Extracted records:
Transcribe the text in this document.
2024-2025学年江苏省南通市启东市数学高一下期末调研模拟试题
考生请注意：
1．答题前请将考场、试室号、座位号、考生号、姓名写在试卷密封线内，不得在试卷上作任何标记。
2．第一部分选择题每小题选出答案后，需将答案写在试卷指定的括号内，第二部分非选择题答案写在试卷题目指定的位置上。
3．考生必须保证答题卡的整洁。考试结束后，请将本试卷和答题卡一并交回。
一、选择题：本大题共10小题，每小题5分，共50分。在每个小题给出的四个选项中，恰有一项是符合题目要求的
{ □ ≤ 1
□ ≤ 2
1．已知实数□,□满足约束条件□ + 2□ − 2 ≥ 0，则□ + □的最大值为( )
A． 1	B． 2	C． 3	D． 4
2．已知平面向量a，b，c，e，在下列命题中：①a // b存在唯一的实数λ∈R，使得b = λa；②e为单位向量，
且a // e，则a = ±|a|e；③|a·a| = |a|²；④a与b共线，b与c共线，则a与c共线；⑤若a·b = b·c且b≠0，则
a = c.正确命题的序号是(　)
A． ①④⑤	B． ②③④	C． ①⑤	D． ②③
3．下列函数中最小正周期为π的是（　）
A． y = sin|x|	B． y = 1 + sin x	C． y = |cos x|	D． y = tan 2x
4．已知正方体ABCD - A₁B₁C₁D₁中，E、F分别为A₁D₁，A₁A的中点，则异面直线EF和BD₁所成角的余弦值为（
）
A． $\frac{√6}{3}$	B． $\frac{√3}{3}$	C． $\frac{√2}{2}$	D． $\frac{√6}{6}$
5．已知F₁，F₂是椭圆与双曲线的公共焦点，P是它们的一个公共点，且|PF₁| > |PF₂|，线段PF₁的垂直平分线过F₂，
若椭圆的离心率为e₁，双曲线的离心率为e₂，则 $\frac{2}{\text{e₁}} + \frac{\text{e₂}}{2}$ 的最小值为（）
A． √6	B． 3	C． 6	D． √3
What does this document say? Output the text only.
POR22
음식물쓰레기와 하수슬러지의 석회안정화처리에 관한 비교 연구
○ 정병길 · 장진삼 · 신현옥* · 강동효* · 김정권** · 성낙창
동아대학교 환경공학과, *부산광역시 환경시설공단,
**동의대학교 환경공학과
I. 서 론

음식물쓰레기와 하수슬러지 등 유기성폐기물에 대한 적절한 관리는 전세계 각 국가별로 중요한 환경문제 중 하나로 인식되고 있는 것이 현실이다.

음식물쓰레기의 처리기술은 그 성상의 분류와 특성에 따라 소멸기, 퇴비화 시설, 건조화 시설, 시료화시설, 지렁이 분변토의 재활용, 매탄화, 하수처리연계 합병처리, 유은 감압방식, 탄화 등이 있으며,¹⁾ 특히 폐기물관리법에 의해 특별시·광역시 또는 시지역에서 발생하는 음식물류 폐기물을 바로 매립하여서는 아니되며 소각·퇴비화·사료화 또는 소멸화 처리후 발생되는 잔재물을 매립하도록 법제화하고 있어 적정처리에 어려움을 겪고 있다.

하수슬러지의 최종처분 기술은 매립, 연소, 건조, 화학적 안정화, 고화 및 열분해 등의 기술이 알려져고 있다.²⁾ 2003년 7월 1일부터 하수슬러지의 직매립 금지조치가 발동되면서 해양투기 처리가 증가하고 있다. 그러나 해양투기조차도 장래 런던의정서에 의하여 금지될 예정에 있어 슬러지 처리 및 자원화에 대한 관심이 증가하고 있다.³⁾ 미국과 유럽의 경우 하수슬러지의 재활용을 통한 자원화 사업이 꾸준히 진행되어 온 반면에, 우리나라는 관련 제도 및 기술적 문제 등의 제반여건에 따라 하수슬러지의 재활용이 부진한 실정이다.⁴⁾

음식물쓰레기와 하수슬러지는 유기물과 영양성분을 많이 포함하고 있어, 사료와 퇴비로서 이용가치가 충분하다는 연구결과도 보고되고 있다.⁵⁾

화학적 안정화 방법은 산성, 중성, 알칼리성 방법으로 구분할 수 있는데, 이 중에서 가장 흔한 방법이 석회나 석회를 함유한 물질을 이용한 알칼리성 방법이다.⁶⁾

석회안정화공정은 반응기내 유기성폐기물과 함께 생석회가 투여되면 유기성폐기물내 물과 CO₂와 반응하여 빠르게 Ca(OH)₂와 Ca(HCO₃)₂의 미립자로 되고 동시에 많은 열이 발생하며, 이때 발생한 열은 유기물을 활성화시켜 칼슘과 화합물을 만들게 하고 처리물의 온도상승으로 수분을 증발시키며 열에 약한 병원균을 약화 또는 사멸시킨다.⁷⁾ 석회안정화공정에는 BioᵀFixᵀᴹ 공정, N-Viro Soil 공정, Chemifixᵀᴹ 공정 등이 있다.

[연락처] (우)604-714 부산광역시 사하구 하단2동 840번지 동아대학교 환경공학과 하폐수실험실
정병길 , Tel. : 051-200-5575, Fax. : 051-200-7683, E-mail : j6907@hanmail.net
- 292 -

DIRECTIONS FOR THIS TASK:
In the material above, tally every line with the string "동아대학교" in it, then give that number alone.

CORRECT ANSWER:
2